▶ **Prompt**
Copy the data exactly; pictures stay out of the copy.

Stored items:
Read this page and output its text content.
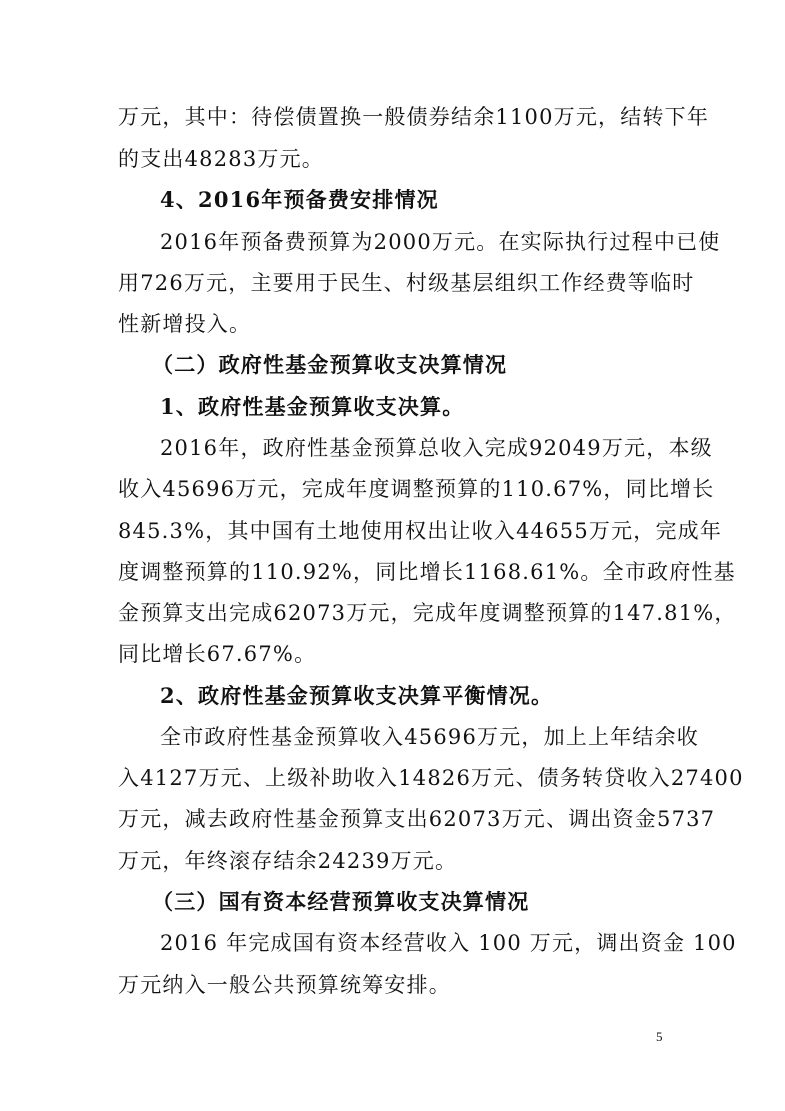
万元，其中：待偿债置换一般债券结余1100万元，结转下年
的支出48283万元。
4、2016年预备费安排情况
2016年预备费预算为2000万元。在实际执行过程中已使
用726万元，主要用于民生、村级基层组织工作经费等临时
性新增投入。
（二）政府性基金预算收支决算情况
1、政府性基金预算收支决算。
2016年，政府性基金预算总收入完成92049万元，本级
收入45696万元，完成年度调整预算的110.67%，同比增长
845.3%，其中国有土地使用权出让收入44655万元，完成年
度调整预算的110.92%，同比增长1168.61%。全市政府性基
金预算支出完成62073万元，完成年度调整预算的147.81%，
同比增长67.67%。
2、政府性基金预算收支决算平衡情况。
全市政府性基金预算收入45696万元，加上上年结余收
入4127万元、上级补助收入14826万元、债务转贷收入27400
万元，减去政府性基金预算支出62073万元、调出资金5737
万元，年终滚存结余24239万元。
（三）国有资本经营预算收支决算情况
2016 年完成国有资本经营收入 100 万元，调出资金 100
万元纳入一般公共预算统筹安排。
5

▶ **Worked solution**
Read this page and output its text content.
万元，其中：待偿债置换一般债券结余1100万元，结转下年
的支出48283万元。
4、2016年预备费安排情况
2016年预备费预算为2000万元。在实际执行过程中已使
用726万元，主要用于民生、村级基层组织工作经费等临时
性新增投入。
（二）政府性基金预算收支决算情况
1、政府性基金预算收支决算。
2016年，政府性基金预算总收入完成92049万元，本级
收入45696万元，完成年度调整预算的110.67%，同比增长
845.3%，其中国有土地使用权出让收入44655万元，完成年
度调整预算的110.92%，同比增长1168.61%。全市政府性基
金预算支出完成62073万元，完成年度调整预算的147.81%，
同比增长67.67%。
2、政府性基金预算收支决算平衡情况。
全市政府性基金预算收入45696万元，加上上年结余收
入4127万元、上级补助收入14826万元、债务转贷收入27400
万元，减去政府性基金预算支出62073万元、调出资金5737
万元，年终滚存结余24239万元。
（三）国有资本经营预算收支决算情况
2016 年完成国有资本经营收入 100 万元，调出资金 100
万元纳入一般公共预算统筹安排。
5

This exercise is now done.